__Task details__.
Reply with the count of lines holding "Ковалева", nothing more.

__Recorded data__.
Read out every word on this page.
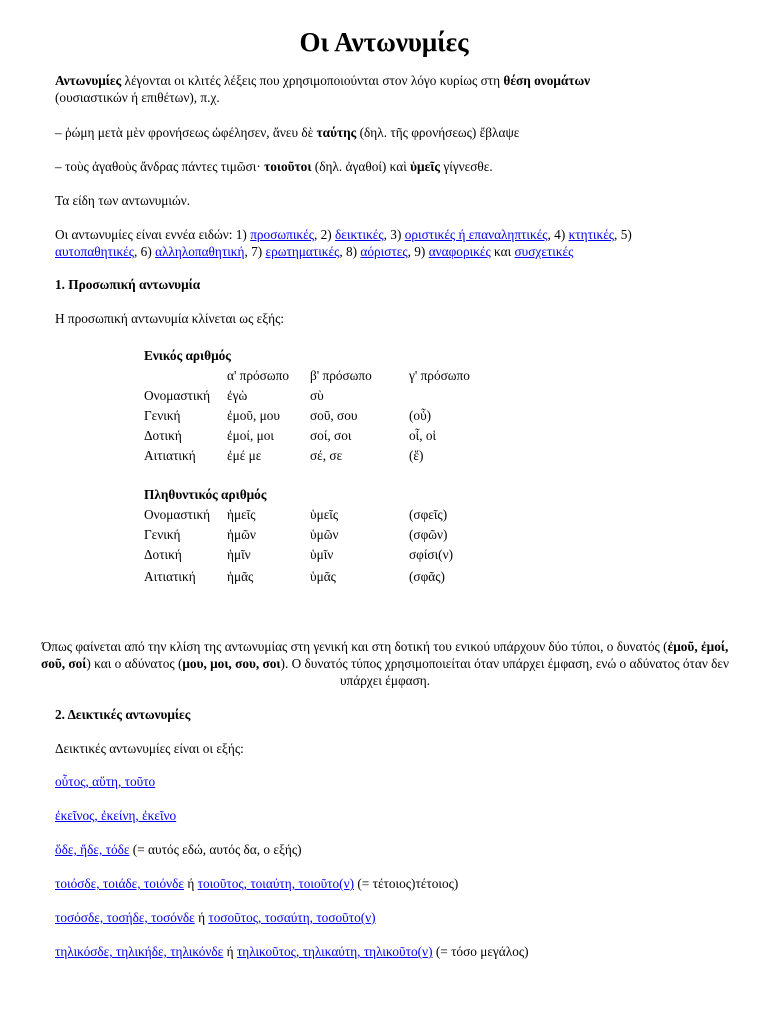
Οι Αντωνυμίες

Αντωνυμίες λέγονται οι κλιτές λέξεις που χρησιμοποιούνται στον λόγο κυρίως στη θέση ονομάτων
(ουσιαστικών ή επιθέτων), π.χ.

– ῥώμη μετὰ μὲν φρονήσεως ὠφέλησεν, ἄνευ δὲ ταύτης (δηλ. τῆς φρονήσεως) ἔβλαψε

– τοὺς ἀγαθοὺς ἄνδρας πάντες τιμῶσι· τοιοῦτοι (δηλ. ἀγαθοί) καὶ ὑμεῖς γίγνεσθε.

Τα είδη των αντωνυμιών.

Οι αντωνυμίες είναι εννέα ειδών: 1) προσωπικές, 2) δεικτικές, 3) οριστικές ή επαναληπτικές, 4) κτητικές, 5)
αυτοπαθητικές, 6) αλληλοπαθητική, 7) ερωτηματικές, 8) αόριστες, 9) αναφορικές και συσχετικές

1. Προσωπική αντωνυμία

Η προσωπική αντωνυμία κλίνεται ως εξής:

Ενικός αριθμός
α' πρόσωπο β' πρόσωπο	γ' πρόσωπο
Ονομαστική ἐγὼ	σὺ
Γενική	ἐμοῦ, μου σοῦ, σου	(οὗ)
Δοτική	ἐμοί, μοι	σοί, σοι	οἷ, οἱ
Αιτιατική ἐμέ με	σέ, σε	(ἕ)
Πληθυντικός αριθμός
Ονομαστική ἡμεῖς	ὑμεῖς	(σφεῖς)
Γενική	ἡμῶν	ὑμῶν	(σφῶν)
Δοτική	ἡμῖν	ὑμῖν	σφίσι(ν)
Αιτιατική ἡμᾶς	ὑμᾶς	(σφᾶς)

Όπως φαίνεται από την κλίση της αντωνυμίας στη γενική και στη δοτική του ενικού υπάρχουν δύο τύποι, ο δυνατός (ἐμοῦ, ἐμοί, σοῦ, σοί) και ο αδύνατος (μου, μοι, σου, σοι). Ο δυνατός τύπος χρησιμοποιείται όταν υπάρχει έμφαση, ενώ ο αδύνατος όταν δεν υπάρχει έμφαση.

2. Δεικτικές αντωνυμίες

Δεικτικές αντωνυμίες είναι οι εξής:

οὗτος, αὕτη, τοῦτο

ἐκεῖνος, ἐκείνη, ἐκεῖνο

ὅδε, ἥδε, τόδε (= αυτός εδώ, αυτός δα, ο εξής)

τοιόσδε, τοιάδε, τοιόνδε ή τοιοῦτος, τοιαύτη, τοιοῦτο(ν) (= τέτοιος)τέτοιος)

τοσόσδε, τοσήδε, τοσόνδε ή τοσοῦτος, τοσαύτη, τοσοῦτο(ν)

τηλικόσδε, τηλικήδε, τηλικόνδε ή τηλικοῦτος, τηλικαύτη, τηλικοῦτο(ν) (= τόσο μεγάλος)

* * *

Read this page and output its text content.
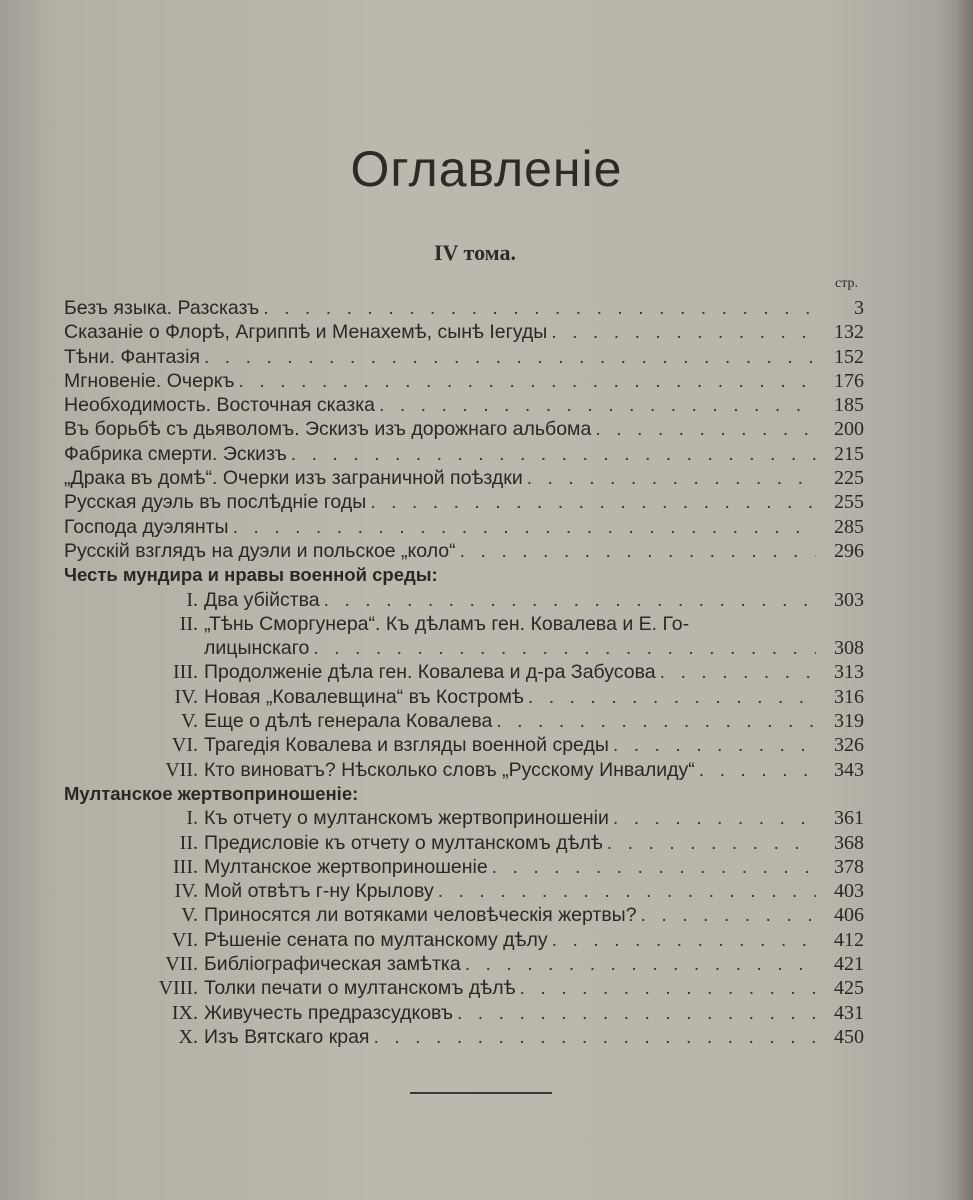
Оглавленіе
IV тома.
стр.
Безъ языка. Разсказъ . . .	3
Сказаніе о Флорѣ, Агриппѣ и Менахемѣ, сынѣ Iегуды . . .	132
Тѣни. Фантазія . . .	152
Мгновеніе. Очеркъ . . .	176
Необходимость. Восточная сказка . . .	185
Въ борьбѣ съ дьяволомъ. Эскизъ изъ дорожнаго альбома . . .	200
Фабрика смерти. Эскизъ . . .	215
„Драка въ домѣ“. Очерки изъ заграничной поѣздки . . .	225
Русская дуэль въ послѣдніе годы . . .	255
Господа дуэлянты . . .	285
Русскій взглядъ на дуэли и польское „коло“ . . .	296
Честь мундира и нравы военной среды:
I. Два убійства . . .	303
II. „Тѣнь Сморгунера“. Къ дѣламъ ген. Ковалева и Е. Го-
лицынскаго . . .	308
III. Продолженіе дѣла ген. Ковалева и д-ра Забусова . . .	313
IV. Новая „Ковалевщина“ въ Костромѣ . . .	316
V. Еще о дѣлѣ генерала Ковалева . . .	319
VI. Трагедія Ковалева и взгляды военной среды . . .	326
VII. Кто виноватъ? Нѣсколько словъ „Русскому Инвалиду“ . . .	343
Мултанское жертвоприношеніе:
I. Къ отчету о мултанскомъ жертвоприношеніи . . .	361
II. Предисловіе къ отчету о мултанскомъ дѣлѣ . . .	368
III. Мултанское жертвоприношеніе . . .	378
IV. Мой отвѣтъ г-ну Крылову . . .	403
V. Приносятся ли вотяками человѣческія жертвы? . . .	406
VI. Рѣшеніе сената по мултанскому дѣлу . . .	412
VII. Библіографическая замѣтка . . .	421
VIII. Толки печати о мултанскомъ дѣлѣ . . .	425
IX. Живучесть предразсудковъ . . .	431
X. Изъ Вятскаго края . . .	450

__Complete response__.
4